Identify all lines in the data containing the string "files". Copy them out.

===== SOURCE RECORDS =====

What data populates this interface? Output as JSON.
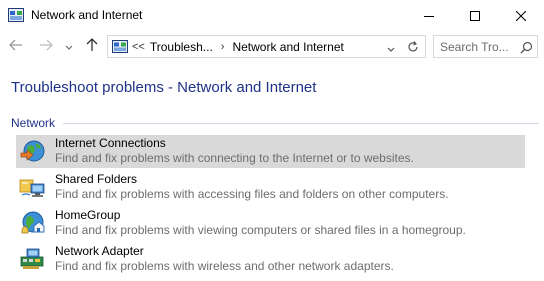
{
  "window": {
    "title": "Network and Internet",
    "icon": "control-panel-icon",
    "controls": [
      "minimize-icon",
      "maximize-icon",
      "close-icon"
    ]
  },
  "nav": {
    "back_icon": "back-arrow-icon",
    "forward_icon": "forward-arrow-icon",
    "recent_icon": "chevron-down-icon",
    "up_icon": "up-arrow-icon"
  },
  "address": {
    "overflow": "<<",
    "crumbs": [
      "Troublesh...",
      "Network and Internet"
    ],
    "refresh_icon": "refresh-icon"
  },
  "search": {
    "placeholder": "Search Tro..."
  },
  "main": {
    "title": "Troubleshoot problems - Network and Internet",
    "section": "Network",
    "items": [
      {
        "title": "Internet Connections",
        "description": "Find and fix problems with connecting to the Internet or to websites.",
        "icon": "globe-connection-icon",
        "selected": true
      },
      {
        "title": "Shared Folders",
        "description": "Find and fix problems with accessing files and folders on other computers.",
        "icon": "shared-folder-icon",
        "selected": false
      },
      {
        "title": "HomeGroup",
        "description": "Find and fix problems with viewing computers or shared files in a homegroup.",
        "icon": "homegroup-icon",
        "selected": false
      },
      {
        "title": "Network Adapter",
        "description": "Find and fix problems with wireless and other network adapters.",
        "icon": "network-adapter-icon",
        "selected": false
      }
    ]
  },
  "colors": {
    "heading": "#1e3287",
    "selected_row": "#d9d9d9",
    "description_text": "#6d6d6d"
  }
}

=====
===== SOURCE RECORDS =====

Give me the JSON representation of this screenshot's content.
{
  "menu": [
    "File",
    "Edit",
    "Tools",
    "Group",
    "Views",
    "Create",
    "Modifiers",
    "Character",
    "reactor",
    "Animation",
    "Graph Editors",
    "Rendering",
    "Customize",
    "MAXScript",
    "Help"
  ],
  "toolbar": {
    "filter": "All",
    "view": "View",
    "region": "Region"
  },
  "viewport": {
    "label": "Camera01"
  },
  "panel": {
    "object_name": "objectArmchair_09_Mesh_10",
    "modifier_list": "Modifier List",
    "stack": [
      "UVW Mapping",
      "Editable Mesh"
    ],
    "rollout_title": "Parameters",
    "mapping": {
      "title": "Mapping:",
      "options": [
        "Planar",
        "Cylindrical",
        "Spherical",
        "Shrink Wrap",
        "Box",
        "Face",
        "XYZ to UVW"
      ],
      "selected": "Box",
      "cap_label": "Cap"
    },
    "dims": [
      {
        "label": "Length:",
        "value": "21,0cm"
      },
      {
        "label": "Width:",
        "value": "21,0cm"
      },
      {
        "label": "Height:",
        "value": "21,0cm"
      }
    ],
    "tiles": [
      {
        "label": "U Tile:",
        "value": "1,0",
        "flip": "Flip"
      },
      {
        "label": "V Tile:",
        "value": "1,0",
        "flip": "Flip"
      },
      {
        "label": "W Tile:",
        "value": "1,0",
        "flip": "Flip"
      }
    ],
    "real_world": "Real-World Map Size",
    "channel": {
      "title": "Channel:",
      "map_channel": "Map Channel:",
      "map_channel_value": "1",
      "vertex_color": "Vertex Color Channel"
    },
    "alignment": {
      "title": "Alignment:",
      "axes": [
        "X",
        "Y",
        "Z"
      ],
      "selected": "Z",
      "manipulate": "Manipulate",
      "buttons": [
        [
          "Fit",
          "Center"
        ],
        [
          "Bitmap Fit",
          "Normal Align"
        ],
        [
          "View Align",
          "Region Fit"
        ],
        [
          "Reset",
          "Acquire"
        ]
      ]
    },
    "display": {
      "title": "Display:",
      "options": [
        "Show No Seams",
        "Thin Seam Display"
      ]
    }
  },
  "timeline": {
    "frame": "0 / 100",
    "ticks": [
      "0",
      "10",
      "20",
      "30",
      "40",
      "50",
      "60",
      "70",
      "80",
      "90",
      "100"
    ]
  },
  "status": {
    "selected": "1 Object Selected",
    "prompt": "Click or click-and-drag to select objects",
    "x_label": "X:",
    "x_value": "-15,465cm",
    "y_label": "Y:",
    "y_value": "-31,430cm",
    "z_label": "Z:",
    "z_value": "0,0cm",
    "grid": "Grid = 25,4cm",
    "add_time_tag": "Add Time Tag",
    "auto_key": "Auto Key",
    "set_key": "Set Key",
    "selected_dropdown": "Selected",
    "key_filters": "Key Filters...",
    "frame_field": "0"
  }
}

=====

- **OUTPUT FOR THIS TASK**:
        "description": "Find and fix problems with accessing files and folders on other computers.",
        "description": "Find and fix problems with viewing computers or shared files in a homegroup.",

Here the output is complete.